#### [Prompt]
All the data should come back exactly as it was given.

#### [Provided data]
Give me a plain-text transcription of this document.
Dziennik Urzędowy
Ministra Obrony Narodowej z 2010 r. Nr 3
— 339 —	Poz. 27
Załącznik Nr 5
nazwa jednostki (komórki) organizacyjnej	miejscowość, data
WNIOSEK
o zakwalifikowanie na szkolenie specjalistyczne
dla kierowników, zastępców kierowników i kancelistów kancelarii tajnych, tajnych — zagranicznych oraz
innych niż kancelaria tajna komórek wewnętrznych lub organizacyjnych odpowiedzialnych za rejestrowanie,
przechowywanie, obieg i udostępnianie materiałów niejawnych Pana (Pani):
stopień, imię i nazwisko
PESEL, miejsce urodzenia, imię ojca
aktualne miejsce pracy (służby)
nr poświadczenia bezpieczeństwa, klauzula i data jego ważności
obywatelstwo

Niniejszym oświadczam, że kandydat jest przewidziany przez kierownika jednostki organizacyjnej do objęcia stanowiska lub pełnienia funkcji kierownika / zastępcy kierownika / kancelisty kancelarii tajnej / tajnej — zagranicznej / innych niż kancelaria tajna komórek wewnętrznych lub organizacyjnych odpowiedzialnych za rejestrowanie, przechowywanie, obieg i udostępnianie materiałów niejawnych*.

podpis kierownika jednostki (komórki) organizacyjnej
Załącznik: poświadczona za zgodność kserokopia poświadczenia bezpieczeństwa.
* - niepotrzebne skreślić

#### [Exercise answer]
Give me a plain-text transcription of this document.
Dziennik Urzędowy
Ministra Obrony Narodowej z 2010 r. Nr 3
— 339 —	Poz. 27
Załącznik Nr 5
nazwa jednostki (komórki) organizacyjnej	miejscowość, data
WNIOSEK
o zakwalifikowanie na szkolenie specjalistyczne
dla kierowników, zastępców kierowników i kancelistów kancelarii tajnych, tajnych — zagranicznych oraz
innych niż kancelaria tajna komórek wewnętrznych lub organizacyjnych odpowiedzialnych za rejestrowanie,
przechowywanie, obieg i udostępnianie materiałów niejawnych Pana (Pani):
stopień, imię i nazwisko
PESEL, miejsce urodzenia, imię ojca
aktualne miejsce pracy (służby)
nr poświadczenia bezpieczeństwa, klauzula i data jego ważności
obywatelstwo

Niniejszym oświadczam, że kandydat jest przewidziany przez kierownika jednostki organizacyjnej do objęcia stanowiska lub pełnienia funkcji kierownika / zastępcy kierownika / kancelisty kancelarii tajnej / tajnej — zagranicznej / innych niż kancelaria tajna komórek wewnętrznych lub organizacyjnych odpowiedzialnych za rejestrowanie, przechowywanie, obieg i udostępnianie materiałów niejawnych*.

podpis kierownika jednostki (komórki) organizacyjnej
Załącznik: poświadczona za zgodność kserokopia poświadczenia bezpieczeństwa.
* - niepotrzebne skreślić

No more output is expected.